* Aim *
Collect each line holding the string "制备二甘氨酸合铜".
start
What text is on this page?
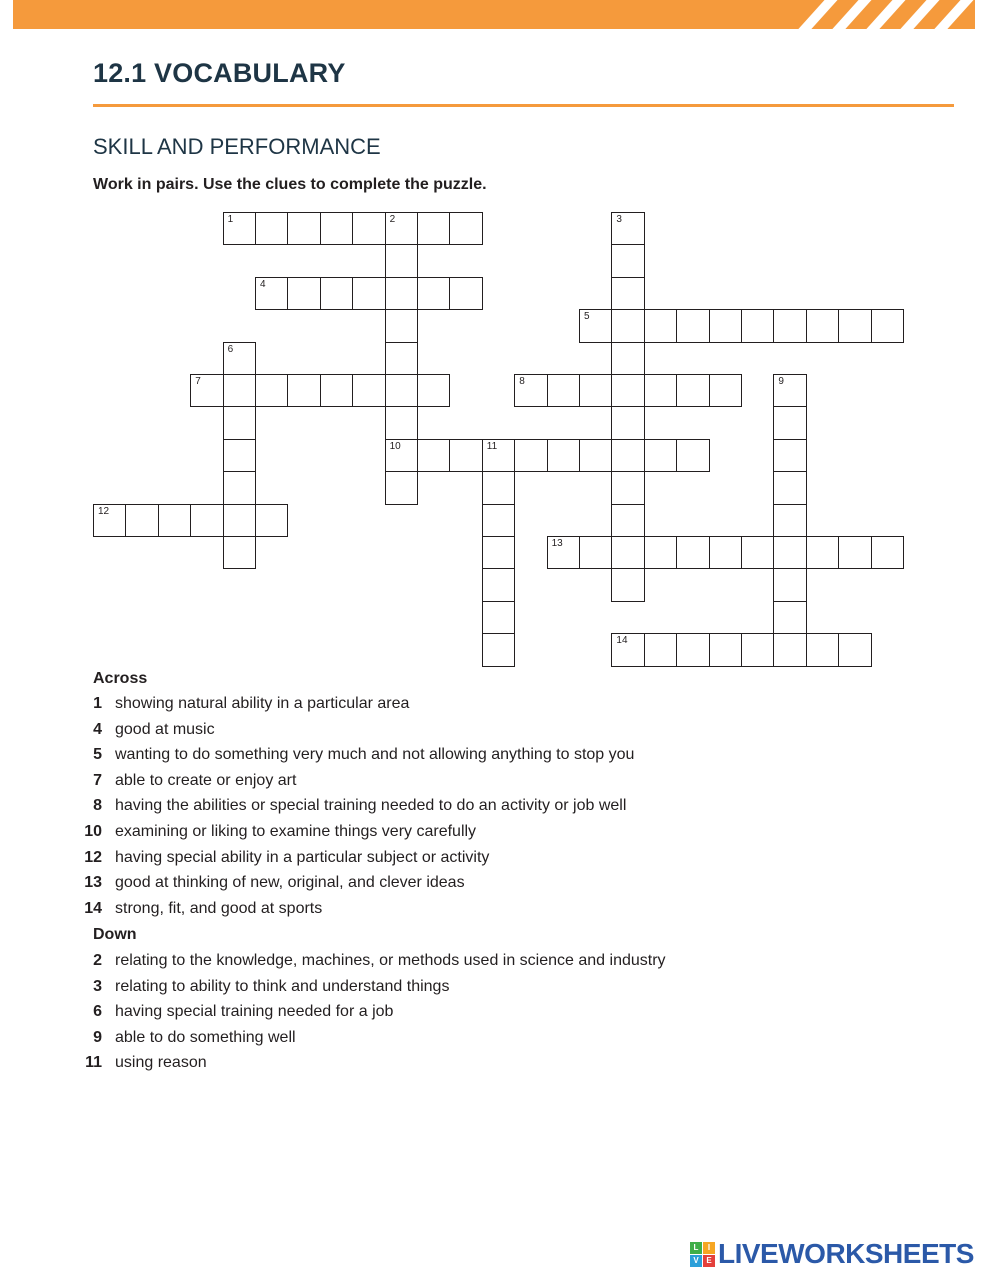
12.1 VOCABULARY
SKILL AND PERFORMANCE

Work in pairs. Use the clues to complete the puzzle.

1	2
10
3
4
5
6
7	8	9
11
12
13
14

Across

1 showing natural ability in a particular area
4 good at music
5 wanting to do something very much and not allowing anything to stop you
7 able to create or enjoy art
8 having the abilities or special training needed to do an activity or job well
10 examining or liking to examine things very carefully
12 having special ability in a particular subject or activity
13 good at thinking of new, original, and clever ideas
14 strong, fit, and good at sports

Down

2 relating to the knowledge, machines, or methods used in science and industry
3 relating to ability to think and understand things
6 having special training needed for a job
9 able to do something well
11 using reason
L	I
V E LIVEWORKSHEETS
end
start
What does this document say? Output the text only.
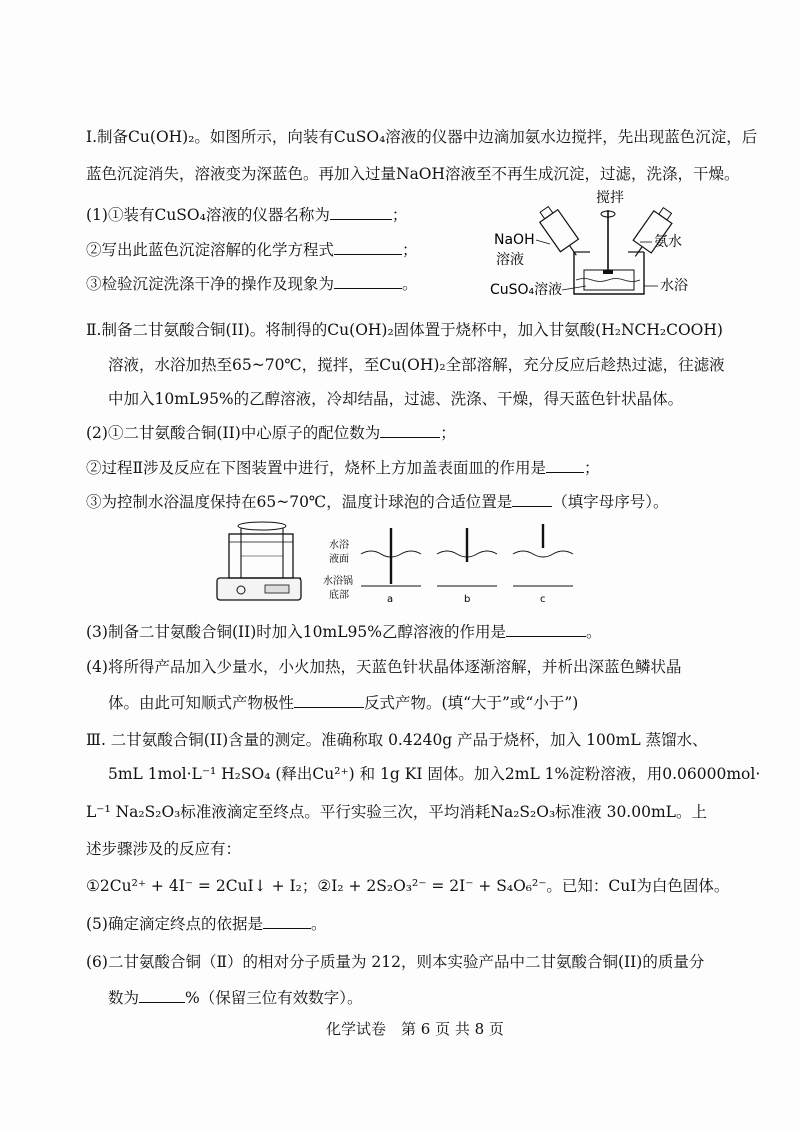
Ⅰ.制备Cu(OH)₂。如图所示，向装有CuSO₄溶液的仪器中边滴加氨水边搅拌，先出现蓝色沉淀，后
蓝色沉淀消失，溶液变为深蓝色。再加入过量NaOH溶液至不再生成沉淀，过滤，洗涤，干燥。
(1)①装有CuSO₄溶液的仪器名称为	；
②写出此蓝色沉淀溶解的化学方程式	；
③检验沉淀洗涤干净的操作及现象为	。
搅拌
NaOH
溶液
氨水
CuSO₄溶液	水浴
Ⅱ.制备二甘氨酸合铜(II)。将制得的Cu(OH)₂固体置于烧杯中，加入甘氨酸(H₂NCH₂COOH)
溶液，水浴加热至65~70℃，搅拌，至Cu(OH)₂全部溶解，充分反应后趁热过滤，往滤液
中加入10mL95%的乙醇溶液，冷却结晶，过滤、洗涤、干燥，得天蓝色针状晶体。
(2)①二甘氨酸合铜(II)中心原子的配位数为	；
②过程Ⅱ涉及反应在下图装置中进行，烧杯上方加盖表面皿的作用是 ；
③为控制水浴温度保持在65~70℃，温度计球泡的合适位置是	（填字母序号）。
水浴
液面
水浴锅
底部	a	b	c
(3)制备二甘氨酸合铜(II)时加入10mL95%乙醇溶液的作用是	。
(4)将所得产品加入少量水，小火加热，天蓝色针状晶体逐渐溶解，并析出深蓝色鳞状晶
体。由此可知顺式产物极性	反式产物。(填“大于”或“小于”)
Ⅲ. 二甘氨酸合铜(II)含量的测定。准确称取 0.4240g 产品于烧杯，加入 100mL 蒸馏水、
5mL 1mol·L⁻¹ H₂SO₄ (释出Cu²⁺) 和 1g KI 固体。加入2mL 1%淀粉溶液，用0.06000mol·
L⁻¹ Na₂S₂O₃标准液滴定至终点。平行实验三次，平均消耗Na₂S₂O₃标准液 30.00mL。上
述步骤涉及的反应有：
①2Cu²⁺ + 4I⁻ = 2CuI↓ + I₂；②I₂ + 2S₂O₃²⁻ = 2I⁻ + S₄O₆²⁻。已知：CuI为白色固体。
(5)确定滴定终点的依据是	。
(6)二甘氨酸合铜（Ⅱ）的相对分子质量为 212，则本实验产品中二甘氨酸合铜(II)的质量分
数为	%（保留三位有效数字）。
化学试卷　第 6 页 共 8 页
end
* Solution for this exercise *
Ⅱ.制备二甘氨酸合铜(II)。将制得的Cu(OH)₂固体置于烧杯中，加入甘氨酸(H₂NCH₂COOH)
(3)制备二甘氨酸合铜(II)时加入10mL95%乙醇溶液的作用是	。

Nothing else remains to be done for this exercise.